(Figure data in JSON)

|---|

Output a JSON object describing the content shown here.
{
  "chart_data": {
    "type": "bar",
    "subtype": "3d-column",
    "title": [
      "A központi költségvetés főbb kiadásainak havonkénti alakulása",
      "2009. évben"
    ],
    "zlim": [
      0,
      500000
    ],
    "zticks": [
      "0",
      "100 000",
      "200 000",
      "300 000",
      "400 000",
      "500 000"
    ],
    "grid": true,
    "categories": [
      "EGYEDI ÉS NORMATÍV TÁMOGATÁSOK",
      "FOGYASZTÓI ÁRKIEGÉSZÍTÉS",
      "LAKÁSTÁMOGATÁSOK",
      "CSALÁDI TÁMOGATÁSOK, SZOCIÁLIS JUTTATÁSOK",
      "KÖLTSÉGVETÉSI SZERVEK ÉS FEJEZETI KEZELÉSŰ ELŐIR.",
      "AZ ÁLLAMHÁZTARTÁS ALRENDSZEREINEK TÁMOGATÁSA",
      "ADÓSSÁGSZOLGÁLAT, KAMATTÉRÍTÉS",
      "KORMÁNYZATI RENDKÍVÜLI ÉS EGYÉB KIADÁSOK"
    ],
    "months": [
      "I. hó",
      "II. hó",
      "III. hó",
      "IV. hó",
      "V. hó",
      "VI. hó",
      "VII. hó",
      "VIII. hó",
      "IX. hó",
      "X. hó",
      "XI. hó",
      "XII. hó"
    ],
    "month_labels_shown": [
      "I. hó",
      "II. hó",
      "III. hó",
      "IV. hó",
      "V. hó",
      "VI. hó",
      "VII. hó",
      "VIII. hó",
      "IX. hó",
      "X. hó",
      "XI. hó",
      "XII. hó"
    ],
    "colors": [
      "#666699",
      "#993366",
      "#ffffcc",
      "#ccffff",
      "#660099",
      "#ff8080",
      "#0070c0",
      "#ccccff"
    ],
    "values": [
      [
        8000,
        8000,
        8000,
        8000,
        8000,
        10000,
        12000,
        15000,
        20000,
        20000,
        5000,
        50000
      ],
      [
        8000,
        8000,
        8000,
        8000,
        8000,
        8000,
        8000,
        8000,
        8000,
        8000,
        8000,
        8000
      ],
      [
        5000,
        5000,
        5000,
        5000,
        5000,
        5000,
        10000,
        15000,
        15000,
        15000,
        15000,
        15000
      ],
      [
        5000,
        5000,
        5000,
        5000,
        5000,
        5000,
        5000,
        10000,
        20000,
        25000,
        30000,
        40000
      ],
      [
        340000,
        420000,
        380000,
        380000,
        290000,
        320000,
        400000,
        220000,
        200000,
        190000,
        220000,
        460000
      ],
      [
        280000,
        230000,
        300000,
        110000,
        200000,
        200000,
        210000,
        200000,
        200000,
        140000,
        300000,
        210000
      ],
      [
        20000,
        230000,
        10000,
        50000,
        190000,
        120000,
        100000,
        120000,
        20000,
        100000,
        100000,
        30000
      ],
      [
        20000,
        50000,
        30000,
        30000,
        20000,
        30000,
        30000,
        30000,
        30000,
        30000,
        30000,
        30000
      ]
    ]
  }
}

|---|

■ EXERCISE INSTRUCTIONS
Extract the full listing and reproduce each line exactly.

■ WRITTEN RESPONSE
Output a JSON object describing the content shown here.
{
  "chart_data": {
    "type": "bar",
    "subtype": "3d-column",
    "title": [
      "A központi költségvetés főbb kiadásainak havonkénti alakulása",
      "2009. évben"
    ],
    "zlim": [
      0,
      500000
    ],
    "zticks": [
      "0",
      "100 000",
      "200 000",
      "300 000",
      "400 000",
      "500 000"
    ],
    "grid": true,
    "categories": [
      "EGYEDI ÉS NORMATÍV TÁMOGATÁSOK",
      "FOGYASZTÓI ÁRKIEGÉSZÍTÉS",
      "LAKÁSTÁMOGATÁSOK",
      "CSALÁDI TÁMOGATÁSOK, SZOCIÁLIS JUTTATÁSOK",
      "KÖLTSÉGVETÉSI SZERVEK ÉS FEJEZETI KEZELÉSŰ ELŐIR.",
      "AZ ÁLLAMHÁZTARTÁS ALRENDSZEREINEK TÁMOGATÁSA",
      "ADÓSSÁGSZOLGÁLAT, KAMATTÉRÍTÉS",
      "KORMÁNYZATI RENDKÍVÜLI ÉS EGYÉB KIADÁSOK"
    ],
    "months": [
      "I. hó",
      "II. hó",
      "III. hó",
      "IV. hó",
      "V. hó",
      "VI. hó",
      "VII. hó",
      "VIII. hó",
      "IX. hó",
      "X. hó",
      "XI. hó",
      "XII. hó"
    ],
    "month_labels_shown": [
      "I. hó",
      "II. hó",
      "III. hó",
      "IV. hó",
      "V. hó",
      "VI. hó",
      "VII. hó",
      "VIII. hó",
      "IX. hó",
      "X. hó",
      "XI. hó",
      "XII. hó"
    ],
    "colors": [
      "#666699",
      "#993366",
      "#ffffcc",
      "#ccffff",
      "#660099",
      "#ff8080",
      "#0070c0",
      "#ccccff"
    ],
    "values": [
      [
        8000,
        8000,
        8000,
        8000,
        8000,
        10000,
        12000,
        15000,
        20000,
        20000,
        5000,
        50000
      ],
      [
        8000,
        8000,
        8000,
        8000,
        8000,
        8000,
        8000,
        8000,
        8000,
        8000,
        8000,
        8000
      ],
      [
        5000,
        5000,
        5000,
        5000,
        5000,
        5000,
        10000,
        15000,
        15000,
        15000,
        15000,
        15000
      ],
      [
        5000,
        5000,
        5000,
        5000,
        5000,
        5000,
        5000,
        10000,
        20000,
        25000,
        30000,
        40000
      ],
      [
        340000,
        420000,
        380000,
        380000,
        290000,
        320000,
        400000,
        220000,
        200000,
        190000,
        220000,
        460000
      ],
      [
        280000,
        230000,
        300000,
        110000,
        200000,
        200000,
        210000,
        200000,
        200000,
        140000,
        300000,
        210000
      ],
      [
        20000,
        230000,
        10000,
        50000,
        190000,
        120000,
        100000,
        120000,
        20000,
        100000,
        100000,
        30000
      ],
      [
        20000,
        50000,
        30000,
        30000,
        20000,
        30000,
        30000,
        30000,
        30000,
        30000,
        30000,
        30000
      ]
    ]
  }
}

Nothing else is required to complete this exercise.